**Written problem**.
Go over the entries below line by line, copying each one that contains the word "name".

▽

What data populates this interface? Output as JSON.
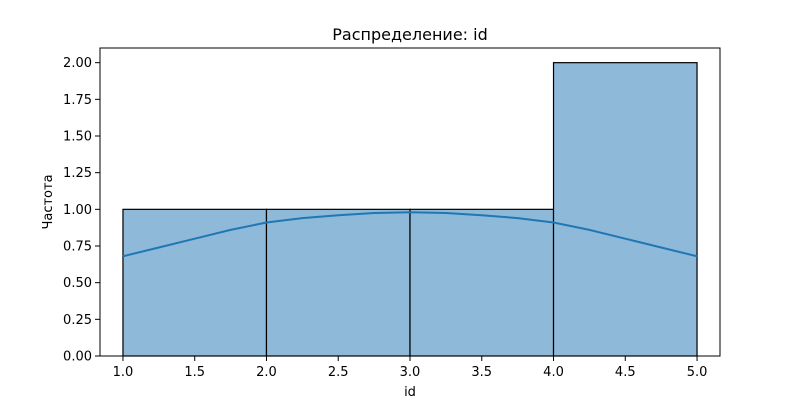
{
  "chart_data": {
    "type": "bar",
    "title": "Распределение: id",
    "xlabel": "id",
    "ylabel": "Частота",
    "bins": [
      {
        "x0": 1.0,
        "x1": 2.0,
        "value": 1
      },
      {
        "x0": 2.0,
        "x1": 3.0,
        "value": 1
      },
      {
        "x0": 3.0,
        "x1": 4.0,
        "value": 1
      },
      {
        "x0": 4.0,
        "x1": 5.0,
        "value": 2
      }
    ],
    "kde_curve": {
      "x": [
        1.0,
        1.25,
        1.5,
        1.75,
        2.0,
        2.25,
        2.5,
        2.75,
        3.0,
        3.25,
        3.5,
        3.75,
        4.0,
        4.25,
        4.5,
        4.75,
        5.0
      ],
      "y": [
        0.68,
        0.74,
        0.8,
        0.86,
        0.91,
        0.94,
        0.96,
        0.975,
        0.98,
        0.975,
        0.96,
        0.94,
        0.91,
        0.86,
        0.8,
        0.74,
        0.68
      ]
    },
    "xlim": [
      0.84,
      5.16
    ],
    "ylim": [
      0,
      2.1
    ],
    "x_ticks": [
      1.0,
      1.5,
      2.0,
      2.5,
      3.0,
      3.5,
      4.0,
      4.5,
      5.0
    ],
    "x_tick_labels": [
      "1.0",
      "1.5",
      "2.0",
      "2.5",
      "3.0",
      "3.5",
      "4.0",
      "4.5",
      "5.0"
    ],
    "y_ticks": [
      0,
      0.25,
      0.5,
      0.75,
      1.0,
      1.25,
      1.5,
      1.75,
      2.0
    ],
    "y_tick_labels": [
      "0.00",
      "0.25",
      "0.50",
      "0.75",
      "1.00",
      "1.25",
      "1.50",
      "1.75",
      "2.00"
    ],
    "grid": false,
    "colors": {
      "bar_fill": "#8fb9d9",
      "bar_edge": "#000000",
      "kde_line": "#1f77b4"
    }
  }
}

△
▽

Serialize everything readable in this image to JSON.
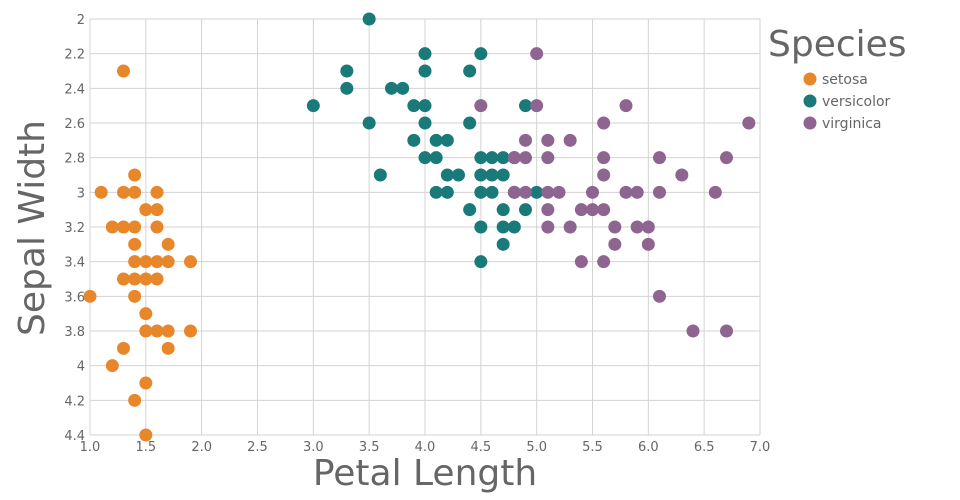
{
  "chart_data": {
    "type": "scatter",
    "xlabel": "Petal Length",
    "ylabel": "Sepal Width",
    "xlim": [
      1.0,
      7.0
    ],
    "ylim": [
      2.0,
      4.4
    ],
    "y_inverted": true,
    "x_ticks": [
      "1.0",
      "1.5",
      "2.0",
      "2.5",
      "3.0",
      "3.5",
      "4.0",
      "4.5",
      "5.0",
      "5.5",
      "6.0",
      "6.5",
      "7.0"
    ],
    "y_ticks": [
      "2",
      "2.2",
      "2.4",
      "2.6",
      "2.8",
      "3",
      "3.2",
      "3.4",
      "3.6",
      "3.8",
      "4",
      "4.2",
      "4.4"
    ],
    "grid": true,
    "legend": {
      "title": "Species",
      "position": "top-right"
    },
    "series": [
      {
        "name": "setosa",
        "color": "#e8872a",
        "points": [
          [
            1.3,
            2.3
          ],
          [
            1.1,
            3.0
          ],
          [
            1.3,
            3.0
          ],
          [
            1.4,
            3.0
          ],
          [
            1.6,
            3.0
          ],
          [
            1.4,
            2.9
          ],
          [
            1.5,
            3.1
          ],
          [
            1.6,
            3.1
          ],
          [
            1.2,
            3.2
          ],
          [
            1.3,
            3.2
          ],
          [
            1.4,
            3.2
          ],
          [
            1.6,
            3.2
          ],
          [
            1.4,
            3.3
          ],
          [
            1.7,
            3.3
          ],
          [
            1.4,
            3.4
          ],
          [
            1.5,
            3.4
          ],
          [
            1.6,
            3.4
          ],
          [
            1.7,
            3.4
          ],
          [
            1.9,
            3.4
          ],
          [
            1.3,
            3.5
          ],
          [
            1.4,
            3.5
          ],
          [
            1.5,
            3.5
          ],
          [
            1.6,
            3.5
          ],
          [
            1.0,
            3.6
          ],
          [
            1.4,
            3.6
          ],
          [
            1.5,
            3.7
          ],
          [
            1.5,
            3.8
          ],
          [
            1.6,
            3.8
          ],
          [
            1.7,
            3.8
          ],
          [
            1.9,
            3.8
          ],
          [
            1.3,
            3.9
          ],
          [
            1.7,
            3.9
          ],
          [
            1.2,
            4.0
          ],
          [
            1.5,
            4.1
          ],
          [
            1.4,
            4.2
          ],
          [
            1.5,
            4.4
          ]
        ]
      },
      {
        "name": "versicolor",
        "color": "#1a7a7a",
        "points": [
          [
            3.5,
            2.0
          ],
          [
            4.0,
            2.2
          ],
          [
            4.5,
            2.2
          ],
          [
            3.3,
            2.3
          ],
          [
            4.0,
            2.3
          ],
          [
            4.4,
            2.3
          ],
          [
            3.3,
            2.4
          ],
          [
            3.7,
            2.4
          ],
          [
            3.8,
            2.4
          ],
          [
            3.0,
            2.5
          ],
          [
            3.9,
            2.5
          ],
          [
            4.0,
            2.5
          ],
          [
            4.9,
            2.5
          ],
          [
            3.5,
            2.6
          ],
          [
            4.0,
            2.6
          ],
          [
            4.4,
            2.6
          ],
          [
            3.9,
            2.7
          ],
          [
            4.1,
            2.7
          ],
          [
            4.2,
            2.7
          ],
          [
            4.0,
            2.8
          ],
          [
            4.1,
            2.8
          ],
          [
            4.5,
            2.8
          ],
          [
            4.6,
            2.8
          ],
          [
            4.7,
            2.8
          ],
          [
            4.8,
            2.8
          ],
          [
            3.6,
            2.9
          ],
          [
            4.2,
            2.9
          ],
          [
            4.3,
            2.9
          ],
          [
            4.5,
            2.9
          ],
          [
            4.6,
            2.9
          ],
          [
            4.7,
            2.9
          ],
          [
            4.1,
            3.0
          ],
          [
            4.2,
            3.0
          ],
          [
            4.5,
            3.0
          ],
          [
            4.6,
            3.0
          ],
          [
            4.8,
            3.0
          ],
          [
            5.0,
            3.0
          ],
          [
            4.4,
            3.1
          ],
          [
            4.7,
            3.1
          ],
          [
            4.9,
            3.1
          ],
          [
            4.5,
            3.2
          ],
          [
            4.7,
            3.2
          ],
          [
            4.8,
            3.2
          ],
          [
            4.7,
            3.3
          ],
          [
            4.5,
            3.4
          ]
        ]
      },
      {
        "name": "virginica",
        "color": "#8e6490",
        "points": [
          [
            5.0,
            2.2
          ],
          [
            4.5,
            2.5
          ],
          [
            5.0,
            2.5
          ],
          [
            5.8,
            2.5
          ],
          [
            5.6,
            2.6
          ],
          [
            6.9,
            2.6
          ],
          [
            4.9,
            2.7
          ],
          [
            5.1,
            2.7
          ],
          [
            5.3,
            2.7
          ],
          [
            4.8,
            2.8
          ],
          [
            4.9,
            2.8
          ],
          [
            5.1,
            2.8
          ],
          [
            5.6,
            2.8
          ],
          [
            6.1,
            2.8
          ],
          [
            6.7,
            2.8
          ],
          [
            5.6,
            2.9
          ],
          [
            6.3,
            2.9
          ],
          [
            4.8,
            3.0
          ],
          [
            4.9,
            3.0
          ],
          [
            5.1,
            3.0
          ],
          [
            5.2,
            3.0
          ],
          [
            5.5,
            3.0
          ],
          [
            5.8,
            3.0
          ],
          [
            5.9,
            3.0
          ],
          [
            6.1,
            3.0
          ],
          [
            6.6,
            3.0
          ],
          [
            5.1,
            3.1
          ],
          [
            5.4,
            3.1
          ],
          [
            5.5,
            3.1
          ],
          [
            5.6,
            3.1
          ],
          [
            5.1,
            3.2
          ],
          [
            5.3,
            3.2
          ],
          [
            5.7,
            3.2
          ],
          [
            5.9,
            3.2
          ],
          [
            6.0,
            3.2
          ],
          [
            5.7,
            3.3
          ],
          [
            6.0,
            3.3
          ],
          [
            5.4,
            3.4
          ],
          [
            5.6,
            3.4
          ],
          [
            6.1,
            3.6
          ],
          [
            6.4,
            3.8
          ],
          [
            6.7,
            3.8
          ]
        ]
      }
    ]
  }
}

△

**Exercise output**.
        "name": "setosa",
        "name": "versicolor",
        "name": "virginica",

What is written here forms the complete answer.